• _Set exercise_: Identify every line containing the word "structured" and reproduce each one.

[START OF Task data]

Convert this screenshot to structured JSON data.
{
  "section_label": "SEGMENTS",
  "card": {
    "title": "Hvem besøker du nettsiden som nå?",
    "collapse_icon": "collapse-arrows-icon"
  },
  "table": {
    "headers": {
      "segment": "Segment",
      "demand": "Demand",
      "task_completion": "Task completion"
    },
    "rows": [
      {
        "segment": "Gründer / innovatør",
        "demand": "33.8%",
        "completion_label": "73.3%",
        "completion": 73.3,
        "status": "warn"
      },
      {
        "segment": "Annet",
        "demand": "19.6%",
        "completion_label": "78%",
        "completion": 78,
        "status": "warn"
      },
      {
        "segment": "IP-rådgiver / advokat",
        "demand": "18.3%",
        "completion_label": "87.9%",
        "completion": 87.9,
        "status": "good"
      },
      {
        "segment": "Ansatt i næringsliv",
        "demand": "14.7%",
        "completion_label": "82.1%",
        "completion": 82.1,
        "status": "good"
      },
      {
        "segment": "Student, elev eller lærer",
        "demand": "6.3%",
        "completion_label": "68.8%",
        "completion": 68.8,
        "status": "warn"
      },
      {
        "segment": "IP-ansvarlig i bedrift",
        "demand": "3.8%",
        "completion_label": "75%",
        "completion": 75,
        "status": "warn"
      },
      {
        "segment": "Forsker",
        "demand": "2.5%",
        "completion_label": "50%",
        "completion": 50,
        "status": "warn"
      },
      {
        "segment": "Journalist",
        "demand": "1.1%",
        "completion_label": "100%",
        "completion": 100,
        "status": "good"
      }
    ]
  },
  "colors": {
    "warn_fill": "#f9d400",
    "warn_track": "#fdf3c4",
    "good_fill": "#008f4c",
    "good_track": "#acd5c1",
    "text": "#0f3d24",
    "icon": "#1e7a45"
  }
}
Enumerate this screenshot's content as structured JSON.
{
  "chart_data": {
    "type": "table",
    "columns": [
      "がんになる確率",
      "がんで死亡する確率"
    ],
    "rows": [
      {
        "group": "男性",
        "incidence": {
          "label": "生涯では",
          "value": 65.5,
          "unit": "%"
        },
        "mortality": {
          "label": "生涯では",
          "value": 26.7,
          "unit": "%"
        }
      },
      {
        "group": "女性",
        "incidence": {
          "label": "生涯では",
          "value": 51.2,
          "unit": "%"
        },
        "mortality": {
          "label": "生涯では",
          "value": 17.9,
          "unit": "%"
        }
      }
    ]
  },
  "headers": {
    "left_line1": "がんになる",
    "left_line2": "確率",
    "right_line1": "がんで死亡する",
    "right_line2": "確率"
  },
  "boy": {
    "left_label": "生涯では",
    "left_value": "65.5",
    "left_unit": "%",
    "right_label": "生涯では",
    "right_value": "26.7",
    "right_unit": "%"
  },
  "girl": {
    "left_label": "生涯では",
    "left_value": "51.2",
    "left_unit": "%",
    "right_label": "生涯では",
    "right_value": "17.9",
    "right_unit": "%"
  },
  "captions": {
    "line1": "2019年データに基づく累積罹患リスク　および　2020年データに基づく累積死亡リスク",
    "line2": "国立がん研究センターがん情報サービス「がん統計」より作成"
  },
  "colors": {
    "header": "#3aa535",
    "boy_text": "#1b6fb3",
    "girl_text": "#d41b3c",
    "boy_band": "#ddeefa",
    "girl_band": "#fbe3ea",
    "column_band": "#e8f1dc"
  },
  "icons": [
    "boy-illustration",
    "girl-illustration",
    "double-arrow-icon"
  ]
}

[END OF Task data]

• _Final result_:
Convert this screenshot to structured JSON data.
Enumerate this screenshot's content as structured JSON.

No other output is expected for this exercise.